Your task is to copy each line in the listing that includes the word "Control".

---

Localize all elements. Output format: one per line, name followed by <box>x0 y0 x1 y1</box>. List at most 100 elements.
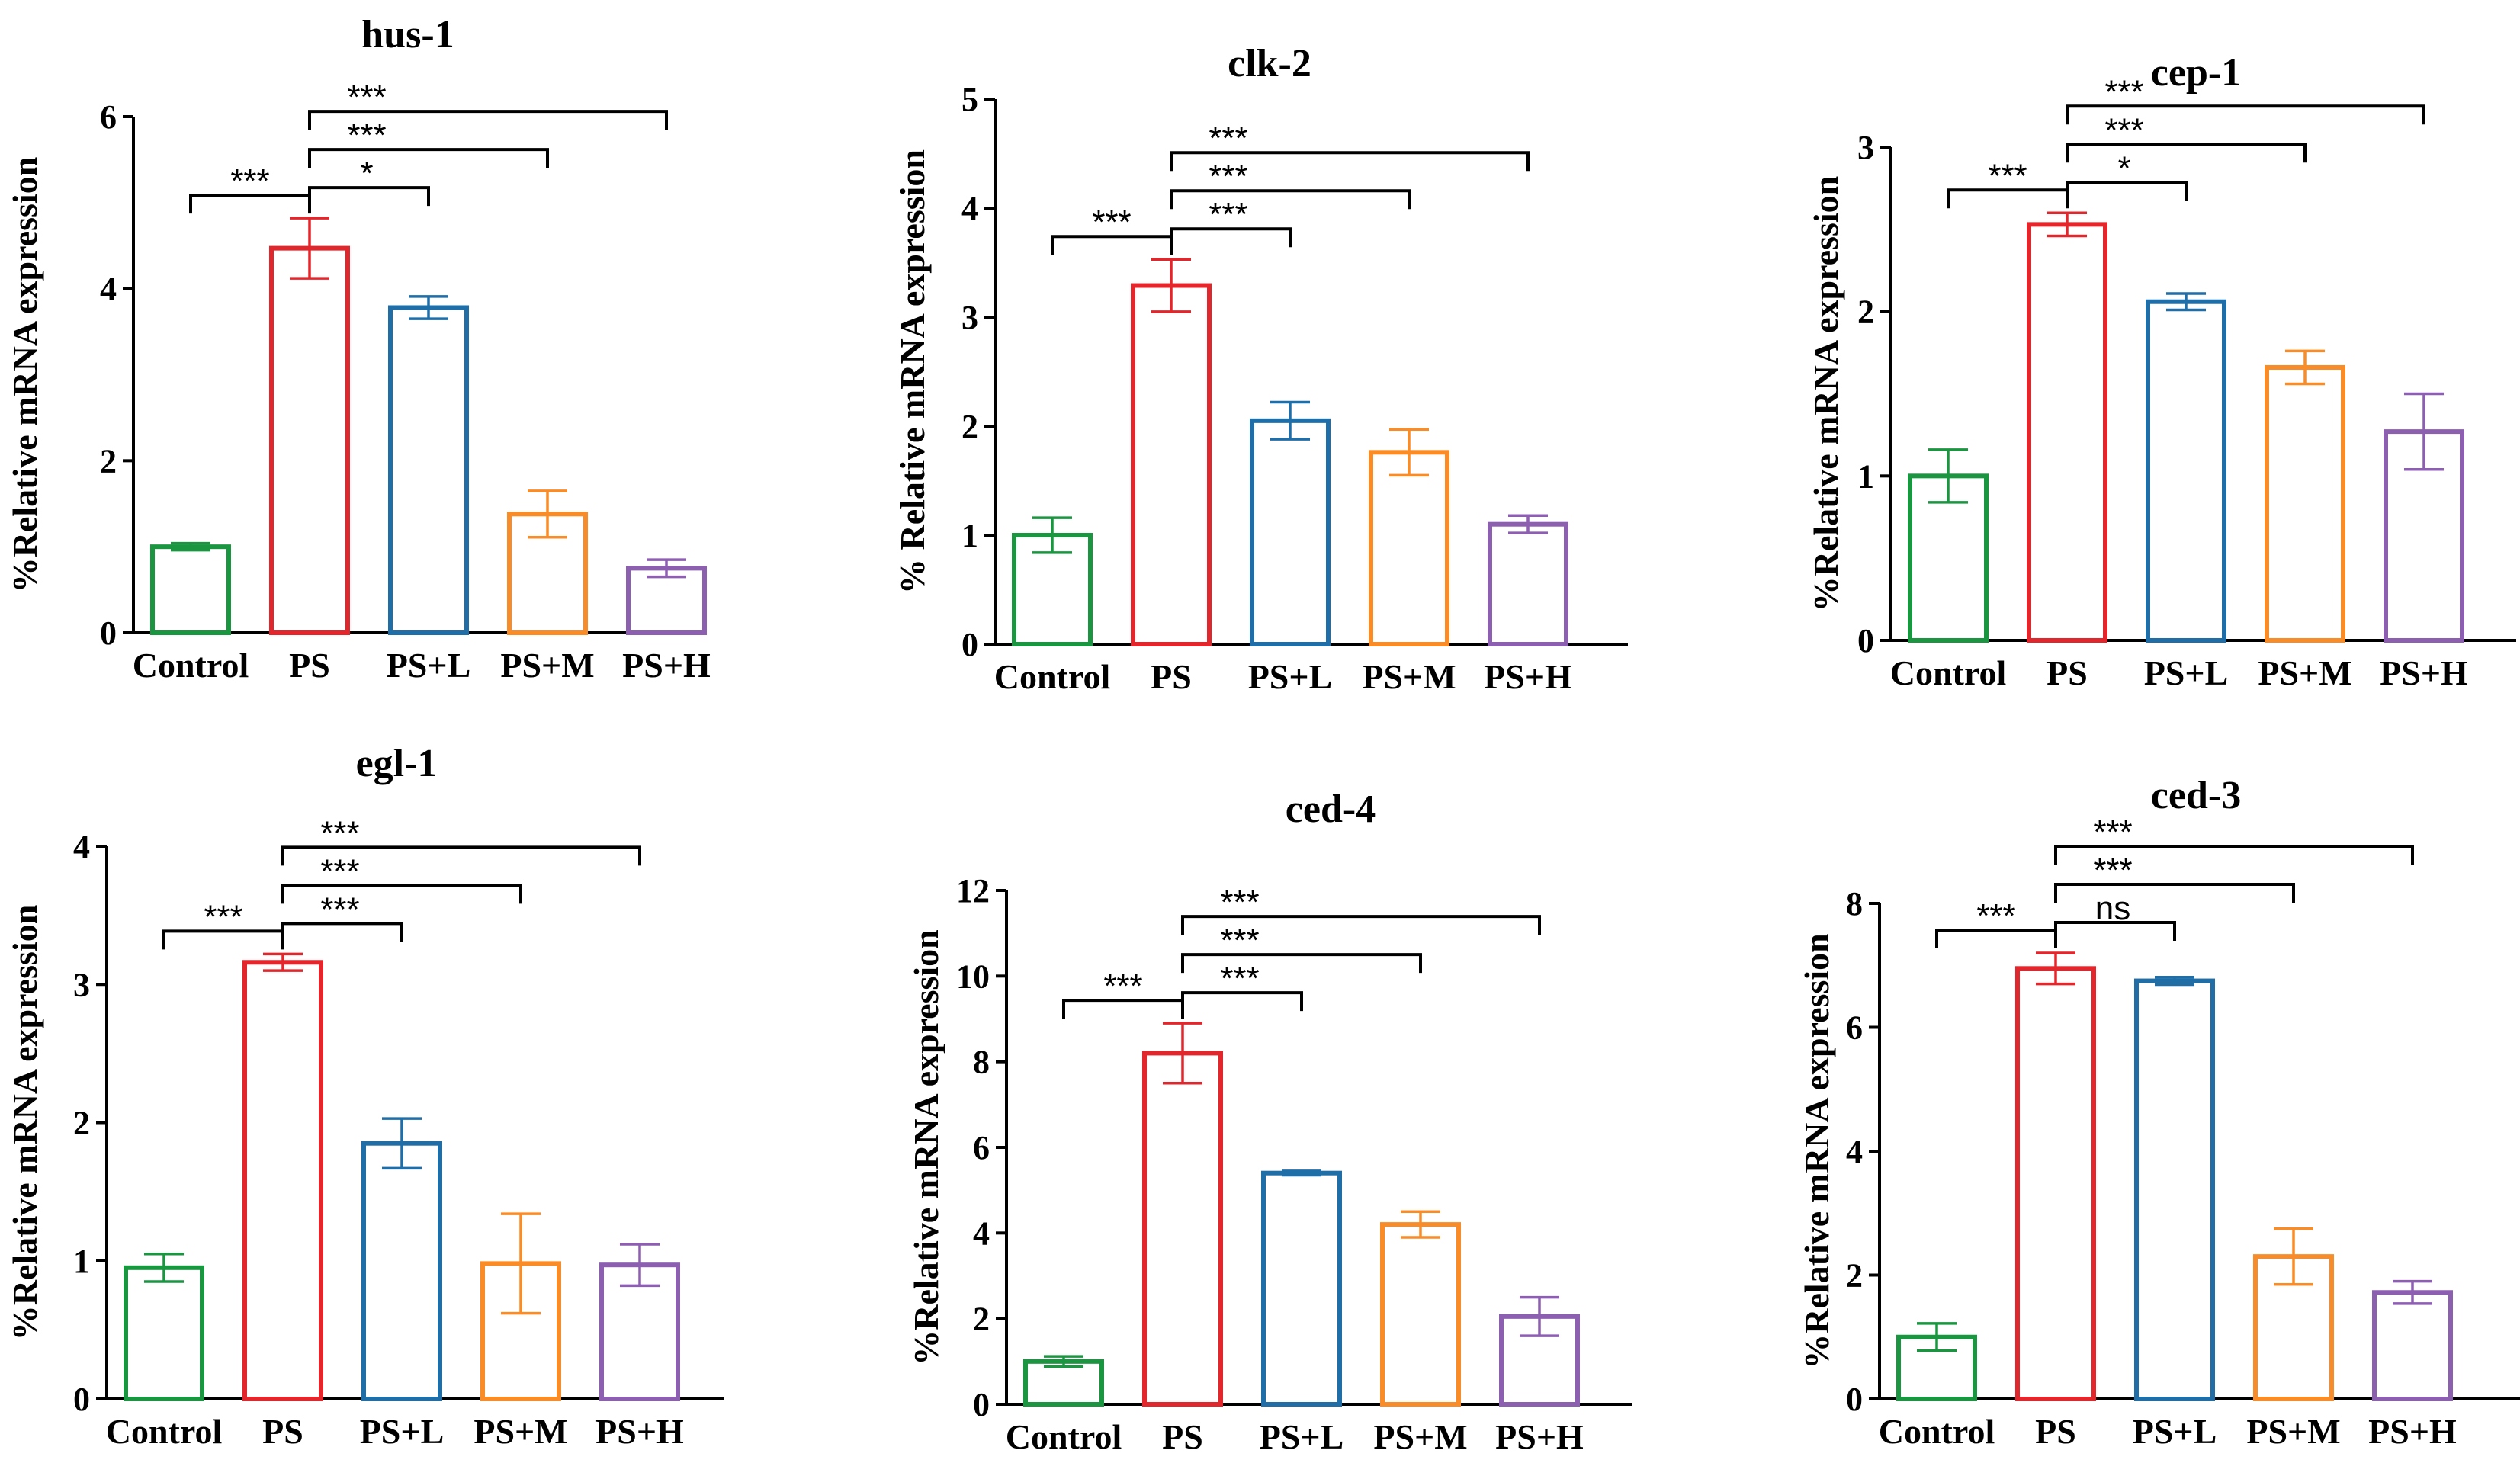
chart-title: ced-3 <box>2151 774 2241 817</box>
error-bar-Control <box>171 541 210 552</box>
chart-title: hus-1 <box>361 13 454 56</box>
significance-label: *** <box>320 890 359 928</box>
significance-label: *** <box>1220 922 1259 959</box>
significance-label: *** <box>1209 196 1247 233</box>
error-bar-Control <box>1044 1355 1083 1368</box>
significance-label: *** <box>204 898 242 935</box>
bar-PS+M <box>1380 1222 1461 1407</box>
bar-Control <box>124 1265 204 1401</box>
y-tick-label: 8 <box>1846 885 1863 922</box>
error-bar-PS+M <box>501 1212 541 1315</box>
error-bar-PS <box>1163 1022 1202 1085</box>
x-tick-label: PS+L <box>1248 657 1333 696</box>
error-bar-PS+H <box>620 1243 660 1288</box>
bar-PS+L <box>1250 418 1331 646</box>
error-bar-Control <box>1917 1322 1957 1352</box>
significance-bracket: *** <box>281 852 522 904</box>
significance-label: *** <box>347 117 386 154</box>
x-tick-label: PS <box>2035 1412 2076 1451</box>
error-bar-Control <box>1032 516 1072 554</box>
significance-bracket: *** <box>281 814 641 866</box>
error-bar-PS+H <box>647 558 686 579</box>
y-tick-label: 4 <box>973 1214 990 1252</box>
x-tick-label: Control <box>133 646 249 685</box>
x-tick-label: PS <box>1162 1417 1203 1456</box>
error-bar-PS+L <box>2166 292 2206 312</box>
bar-PS+L <box>1261 1170 1342 1407</box>
significance-bracket: * <box>308 155 430 207</box>
y-tick-label: 1 <box>961 517 978 554</box>
x-tick-label: PS+H <box>622 646 711 685</box>
error-bar-Control <box>1928 448 1968 504</box>
bar-PS <box>1131 283 1212 646</box>
x-tick-label: PS+L <box>2144 653 2229 692</box>
y-tick-label: 4 <box>961 190 978 227</box>
chart-panel-hus-1: hus-1 %Relative mRNA expression 0 2 4 6 Contro… <box>5 13 711 685</box>
bar-PS <box>242 960 323 1401</box>
bar-PS <box>269 245 350 635</box>
bar-PS+H <box>2372 1290 2453 1401</box>
y-tick-label: 0 <box>961 626 978 663</box>
x-tick-label: PS <box>262 1412 303 1451</box>
y-tick-label: 6 <box>973 1129 990 1166</box>
y-tick-label: 2 <box>100 442 117 480</box>
chart-panel-egl-1: egl-1 %Relative mRNA expression 0 1 2 3 4 Contr… <box>5 742 724 1451</box>
significance-bracket: *** <box>1935 897 2057 948</box>
y-axis-label: %Relative mRNA expression <box>1797 933 1836 1369</box>
significance-bracket: *** <box>162 898 284 950</box>
significance-label: *** <box>1092 204 1131 241</box>
error-bar-PS+L <box>409 295 448 320</box>
y-tick-label: 0 <box>973 1386 990 1423</box>
x-tick-label: PS+L <box>1260 1417 1344 1456</box>
significance-bracket: *** <box>308 79 668 130</box>
chart-panel-ced-3: ced-3 %Relative mRNA expression 0 2 4 6 8 Contr… <box>1797 774 2520 1451</box>
error-bar-PS <box>2036 951 2075 986</box>
error-bar-PS+L <box>1282 1169 1321 1177</box>
bar-PS <box>2027 222 2107 643</box>
x-tick-label: PS+M <box>500 646 594 685</box>
error-bar-PS <box>1151 258 1191 313</box>
significance-bracket: *** <box>2054 813 2414 865</box>
x-tick-label: PS+H <box>1495 1417 1584 1456</box>
chart-panel-cep-1: cep-1 %Relative mRNA expression 0 1 2 3 Contro… <box>1806 51 2516 692</box>
significance-label: *** <box>320 814 359 852</box>
y-tick-label: 3 <box>73 966 90 1003</box>
x-tick-label: PS+M <box>1373 1417 1467 1456</box>
chart-title: clk-2 <box>1228 42 1311 85</box>
x-tick-label: PS <box>1151 657 1192 696</box>
significance-bracket: *** <box>1170 196 1292 248</box>
significance-label: * <box>2117 149 2130 187</box>
y-tick-label: 0 <box>73 1381 90 1418</box>
significance-label: *** <box>1220 884 1259 921</box>
significance-bracket: *** <box>1051 204 1173 255</box>
error-bar-PS+L <box>1270 400 1310 441</box>
y-tick-label: 5 <box>961 81 978 118</box>
bar-PS+H <box>1488 521 1568 647</box>
error-bar-PS+M <box>1389 428 1429 477</box>
significance-bracket: *** <box>2066 111 2307 163</box>
y-tick-label: 6 <box>1846 1009 1863 1047</box>
y-tick-label: 10 <box>956 958 990 995</box>
significance-label: *** <box>2093 813 2132 851</box>
x-tick-label: PS <box>2046 653 2088 692</box>
bar-PS+M <box>1369 450 1449 646</box>
significance-bracket: *** <box>1170 158 1411 210</box>
error-bar-PS <box>290 217 329 280</box>
y-axis-label: % Relative mRNA expression <box>893 149 932 594</box>
y-tick-label: 8 <box>973 1044 990 1081</box>
significance-label: *** <box>2093 852 2132 889</box>
x-tick-label: PS+L <box>360 1412 445 1451</box>
y-tick-label: 2 <box>73 1105 90 1142</box>
y-tick-label: 1 <box>73 1243 90 1280</box>
significance-label: *** <box>347 79 386 116</box>
y-tick-label: 3 <box>1857 129 1874 166</box>
bar-PS <box>2015 966 2096 1401</box>
error-bar-PS+L <box>2155 975 2194 987</box>
x-tick-label: Control <box>994 657 1111 696</box>
significance-label: *** <box>2104 111 2143 149</box>
x-tick-label: PS+L <box>387 646 471 685</box>
error-bar-PS <box>263 952 303 972</box>
significance-label: *** <box>1209 158 1247 195</box>
error-bar-PS+M <box>1401 1210 1440 1239</box>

---

ANSWER TO THE EXERCISE:
error-bar-Control <box>171 541 210 552</box>
error-bar-Control <box>1044 1355 1083 1368</box>
bar-Control <box>124 1265 204 1401</box>
error-bar-Control <box>1917 1322 1957 1352</box>
error-bar-Control <box>1032 516 1072 554</box>
x-tick-label: Control <box>133 646 249 685</box>
error-bar-Control <box>1928 448 1968 504</box>
x-tick-label: Control <box>994 657 1111 696</box>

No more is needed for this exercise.